(Collected data)
[start]

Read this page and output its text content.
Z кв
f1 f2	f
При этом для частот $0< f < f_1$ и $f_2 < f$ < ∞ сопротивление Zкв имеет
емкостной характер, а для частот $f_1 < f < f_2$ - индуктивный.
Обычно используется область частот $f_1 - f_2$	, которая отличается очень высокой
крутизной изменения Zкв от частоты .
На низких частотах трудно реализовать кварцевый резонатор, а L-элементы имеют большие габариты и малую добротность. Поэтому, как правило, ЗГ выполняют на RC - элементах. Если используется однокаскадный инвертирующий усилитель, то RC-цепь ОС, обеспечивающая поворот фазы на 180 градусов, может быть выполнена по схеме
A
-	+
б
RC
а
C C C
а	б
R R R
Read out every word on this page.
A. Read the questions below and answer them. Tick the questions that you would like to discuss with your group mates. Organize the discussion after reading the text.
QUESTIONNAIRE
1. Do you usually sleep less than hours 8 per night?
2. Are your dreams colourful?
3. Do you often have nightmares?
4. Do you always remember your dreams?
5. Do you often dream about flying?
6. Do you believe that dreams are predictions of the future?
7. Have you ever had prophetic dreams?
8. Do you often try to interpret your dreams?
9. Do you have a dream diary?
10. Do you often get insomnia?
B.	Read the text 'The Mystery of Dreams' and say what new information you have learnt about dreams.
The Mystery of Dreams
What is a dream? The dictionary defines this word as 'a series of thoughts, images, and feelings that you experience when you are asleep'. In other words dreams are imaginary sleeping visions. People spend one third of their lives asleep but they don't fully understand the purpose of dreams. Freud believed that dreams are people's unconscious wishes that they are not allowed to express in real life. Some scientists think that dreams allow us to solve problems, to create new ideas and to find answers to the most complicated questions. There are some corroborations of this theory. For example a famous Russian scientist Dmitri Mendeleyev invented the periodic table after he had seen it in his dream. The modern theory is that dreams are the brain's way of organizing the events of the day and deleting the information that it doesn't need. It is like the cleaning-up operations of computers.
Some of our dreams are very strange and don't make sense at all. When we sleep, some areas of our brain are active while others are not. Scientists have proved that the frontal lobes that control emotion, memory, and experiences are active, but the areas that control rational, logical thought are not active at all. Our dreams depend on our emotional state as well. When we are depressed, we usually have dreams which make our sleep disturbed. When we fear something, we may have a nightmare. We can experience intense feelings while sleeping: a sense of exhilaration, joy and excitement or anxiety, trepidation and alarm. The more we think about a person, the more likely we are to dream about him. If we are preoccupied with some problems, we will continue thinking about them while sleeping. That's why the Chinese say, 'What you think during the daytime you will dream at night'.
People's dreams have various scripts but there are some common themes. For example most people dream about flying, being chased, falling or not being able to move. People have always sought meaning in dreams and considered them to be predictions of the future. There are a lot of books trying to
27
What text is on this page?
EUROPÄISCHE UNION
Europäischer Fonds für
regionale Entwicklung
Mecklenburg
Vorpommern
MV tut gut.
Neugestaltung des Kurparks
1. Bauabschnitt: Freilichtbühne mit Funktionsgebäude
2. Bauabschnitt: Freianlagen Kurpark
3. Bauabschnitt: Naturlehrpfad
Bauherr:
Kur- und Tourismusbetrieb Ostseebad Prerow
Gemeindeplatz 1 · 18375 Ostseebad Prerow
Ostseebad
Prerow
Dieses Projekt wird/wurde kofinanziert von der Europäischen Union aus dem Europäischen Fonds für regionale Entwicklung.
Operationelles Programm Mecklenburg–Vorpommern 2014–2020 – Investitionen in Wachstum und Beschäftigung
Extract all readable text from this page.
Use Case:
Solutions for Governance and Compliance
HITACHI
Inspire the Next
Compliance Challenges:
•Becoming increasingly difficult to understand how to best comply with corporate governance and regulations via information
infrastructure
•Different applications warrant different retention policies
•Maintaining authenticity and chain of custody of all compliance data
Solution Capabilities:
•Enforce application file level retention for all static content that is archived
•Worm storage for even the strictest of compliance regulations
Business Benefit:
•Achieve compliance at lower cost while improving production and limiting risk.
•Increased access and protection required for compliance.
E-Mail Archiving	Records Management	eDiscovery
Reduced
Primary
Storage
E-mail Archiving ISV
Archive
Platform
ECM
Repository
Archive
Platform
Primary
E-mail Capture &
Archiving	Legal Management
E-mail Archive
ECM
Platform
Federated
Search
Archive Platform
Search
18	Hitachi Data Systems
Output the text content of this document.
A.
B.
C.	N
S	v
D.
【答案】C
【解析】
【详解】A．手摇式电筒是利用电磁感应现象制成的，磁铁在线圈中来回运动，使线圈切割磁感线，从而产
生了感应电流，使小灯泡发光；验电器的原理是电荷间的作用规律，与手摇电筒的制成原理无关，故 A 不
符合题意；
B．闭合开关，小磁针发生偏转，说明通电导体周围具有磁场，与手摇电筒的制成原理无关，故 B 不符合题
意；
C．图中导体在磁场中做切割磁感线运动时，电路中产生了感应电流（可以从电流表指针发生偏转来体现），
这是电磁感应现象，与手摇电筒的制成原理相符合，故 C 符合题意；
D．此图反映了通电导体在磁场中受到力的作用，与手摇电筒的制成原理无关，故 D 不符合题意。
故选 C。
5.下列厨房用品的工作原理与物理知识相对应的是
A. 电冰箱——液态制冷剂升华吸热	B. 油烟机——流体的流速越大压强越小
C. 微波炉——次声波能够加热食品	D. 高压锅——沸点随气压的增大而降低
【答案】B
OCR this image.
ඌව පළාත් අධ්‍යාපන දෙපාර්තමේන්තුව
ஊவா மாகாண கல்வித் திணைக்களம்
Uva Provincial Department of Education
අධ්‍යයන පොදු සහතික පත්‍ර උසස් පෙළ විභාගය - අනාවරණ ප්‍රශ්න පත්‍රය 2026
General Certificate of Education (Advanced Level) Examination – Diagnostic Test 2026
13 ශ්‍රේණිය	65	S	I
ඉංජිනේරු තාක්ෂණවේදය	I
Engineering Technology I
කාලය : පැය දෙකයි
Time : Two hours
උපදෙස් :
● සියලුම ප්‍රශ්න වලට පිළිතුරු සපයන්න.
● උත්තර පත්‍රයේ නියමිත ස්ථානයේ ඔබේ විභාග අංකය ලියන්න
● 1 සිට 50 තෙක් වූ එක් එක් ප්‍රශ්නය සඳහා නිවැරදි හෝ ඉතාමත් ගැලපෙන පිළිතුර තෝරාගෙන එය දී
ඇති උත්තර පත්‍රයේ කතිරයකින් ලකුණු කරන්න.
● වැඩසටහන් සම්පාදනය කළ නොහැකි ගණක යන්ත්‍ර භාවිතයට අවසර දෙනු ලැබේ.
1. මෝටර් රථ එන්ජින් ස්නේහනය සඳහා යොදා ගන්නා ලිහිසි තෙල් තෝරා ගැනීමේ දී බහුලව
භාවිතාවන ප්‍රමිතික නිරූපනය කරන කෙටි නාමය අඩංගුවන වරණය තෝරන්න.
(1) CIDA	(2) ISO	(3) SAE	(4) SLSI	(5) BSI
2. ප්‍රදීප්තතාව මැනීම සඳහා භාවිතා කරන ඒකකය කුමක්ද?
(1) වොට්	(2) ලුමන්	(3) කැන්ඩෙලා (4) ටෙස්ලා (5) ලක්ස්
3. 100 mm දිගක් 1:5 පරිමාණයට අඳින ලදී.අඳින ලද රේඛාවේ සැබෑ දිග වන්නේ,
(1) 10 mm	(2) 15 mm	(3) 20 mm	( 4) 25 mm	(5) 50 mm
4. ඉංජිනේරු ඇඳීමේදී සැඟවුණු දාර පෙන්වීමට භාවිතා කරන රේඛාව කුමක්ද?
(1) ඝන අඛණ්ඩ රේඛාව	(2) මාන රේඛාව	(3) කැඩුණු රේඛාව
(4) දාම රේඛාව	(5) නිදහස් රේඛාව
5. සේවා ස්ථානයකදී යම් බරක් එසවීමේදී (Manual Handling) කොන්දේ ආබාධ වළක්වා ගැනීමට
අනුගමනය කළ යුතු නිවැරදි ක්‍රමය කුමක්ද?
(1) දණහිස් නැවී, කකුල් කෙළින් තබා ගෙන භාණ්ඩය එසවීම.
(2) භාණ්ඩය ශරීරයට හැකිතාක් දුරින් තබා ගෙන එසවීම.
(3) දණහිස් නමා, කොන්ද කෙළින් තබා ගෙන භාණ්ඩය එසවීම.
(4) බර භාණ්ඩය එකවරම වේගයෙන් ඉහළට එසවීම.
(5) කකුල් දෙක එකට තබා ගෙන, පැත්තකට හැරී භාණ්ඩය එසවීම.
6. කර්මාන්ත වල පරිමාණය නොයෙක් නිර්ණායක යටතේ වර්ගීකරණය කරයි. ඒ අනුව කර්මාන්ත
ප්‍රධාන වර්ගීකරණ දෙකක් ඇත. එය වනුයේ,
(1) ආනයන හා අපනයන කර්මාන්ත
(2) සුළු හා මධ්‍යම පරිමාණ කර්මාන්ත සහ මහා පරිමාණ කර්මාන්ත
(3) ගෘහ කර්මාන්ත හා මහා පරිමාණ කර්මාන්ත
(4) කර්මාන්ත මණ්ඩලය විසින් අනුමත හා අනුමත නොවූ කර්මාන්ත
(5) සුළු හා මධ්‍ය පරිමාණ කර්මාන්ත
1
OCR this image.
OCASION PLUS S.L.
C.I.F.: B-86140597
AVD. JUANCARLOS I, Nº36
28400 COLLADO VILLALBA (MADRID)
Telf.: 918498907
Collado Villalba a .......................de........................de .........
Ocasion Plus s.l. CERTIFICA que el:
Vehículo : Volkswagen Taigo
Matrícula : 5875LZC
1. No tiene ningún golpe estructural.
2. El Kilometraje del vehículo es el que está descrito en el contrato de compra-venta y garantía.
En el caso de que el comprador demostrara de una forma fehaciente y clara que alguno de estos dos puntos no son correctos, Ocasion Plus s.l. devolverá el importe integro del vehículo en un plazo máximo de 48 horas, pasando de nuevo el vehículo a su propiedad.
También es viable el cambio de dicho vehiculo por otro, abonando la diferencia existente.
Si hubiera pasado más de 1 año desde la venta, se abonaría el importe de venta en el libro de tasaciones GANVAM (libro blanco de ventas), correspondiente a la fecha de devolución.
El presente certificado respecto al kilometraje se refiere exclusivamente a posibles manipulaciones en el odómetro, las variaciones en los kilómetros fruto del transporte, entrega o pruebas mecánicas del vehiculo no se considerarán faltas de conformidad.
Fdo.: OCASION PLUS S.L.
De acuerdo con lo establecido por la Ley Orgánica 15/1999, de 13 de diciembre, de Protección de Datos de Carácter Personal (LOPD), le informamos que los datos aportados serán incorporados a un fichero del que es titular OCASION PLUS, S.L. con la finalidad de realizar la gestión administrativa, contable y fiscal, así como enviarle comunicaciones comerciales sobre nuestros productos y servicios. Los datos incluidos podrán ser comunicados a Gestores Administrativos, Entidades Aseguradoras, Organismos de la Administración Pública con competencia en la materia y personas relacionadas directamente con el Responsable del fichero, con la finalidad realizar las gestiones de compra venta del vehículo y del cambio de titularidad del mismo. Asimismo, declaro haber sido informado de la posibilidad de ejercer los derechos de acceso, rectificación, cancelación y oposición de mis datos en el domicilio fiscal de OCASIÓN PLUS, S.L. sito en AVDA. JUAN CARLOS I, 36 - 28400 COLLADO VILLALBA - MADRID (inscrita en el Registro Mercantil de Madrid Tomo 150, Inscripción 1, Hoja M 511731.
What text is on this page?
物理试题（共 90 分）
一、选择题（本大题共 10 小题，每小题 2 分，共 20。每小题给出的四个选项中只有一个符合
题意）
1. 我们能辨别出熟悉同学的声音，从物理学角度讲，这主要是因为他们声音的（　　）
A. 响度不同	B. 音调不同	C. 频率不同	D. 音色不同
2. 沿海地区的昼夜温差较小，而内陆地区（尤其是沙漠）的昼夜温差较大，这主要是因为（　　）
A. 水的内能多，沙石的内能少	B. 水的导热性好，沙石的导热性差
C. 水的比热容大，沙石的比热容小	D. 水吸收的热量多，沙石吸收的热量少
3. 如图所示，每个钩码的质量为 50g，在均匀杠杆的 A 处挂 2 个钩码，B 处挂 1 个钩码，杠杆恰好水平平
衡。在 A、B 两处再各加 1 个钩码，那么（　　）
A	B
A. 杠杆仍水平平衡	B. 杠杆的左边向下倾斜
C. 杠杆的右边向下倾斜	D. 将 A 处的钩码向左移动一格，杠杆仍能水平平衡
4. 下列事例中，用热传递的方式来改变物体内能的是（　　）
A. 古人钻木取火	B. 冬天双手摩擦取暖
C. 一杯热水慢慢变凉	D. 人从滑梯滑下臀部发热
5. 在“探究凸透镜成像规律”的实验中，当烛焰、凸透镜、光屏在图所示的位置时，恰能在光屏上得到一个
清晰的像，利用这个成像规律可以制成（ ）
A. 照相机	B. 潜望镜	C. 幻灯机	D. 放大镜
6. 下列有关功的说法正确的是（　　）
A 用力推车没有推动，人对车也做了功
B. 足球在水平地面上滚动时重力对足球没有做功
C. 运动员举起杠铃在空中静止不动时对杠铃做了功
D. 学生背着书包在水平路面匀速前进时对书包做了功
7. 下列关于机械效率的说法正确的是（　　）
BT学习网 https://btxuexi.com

[end]

■ PROBLEM DETAILS ■
Identify and copy lines that hold the string "text".

■ TASK RESULT ■
Read this page and output its text content.
A. Read the questions below and answer them. Tick the questions that you would like to discuss with your group mates. Organize the discussion after reading the text.
B.	Read the text 'The Mystery of Dreams' and say what new information you have learnt about dreams.
What text is on this page?
Extract all readable text from this page.
Output the text content of this document.
What text is on this page?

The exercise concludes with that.